INPUT DATA:
----

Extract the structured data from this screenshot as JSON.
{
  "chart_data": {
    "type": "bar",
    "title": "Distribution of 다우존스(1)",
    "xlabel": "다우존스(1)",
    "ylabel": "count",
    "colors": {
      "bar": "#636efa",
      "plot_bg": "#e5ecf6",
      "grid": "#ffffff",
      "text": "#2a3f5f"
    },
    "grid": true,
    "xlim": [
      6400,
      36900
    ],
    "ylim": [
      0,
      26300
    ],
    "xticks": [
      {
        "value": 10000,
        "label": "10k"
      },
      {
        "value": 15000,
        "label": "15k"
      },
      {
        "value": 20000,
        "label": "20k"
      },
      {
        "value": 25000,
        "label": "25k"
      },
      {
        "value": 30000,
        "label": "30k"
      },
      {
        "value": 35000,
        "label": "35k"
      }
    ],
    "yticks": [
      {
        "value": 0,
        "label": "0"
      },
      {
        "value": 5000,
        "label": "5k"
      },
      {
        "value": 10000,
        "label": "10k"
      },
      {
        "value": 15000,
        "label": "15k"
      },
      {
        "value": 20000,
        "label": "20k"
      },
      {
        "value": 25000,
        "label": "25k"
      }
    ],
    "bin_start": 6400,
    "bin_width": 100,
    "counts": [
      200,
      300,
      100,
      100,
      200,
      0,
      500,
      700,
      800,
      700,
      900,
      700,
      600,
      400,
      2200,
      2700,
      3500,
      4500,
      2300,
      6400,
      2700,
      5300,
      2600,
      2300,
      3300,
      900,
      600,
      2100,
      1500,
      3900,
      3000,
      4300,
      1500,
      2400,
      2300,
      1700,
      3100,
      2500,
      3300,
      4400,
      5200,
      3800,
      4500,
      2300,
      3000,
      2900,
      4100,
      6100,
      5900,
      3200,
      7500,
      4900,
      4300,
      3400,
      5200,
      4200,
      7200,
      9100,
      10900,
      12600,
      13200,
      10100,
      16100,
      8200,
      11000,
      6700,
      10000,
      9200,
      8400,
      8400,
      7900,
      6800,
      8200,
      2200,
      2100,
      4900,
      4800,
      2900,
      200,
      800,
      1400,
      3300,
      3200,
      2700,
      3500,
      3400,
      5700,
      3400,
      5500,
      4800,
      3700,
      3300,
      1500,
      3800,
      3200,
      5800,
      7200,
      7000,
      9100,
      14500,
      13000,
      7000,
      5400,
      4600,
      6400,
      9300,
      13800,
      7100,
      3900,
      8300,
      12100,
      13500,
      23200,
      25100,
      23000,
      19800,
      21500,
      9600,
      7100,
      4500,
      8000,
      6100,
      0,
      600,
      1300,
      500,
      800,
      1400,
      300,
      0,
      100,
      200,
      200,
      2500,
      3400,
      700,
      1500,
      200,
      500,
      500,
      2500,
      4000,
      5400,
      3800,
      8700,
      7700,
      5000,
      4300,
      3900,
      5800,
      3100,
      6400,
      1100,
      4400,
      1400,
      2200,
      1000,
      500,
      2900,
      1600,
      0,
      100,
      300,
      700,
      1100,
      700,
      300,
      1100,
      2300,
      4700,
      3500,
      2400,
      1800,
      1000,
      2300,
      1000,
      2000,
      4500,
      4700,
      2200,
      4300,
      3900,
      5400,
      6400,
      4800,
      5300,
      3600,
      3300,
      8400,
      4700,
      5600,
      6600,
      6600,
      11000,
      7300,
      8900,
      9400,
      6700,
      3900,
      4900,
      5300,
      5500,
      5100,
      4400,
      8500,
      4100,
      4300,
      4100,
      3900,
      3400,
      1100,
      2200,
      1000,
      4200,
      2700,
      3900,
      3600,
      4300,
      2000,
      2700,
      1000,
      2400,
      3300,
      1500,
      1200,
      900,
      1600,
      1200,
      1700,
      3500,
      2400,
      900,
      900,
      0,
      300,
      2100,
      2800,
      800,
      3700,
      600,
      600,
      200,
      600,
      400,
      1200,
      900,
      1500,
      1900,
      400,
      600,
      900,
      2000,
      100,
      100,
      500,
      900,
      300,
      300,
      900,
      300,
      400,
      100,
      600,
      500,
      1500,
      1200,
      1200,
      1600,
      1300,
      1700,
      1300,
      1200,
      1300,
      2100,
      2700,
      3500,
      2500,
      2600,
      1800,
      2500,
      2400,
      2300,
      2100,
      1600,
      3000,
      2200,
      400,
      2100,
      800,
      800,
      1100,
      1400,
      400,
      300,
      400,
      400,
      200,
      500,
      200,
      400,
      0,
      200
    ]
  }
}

----

THE TASK:
Each line above that holds the string "다우존스" should be copied and shown.

SOLUTION FOR THIS EXERCISE:
    "title": "Distribution of 다우존스(1)",
    "xlabel": "다우존스(1)",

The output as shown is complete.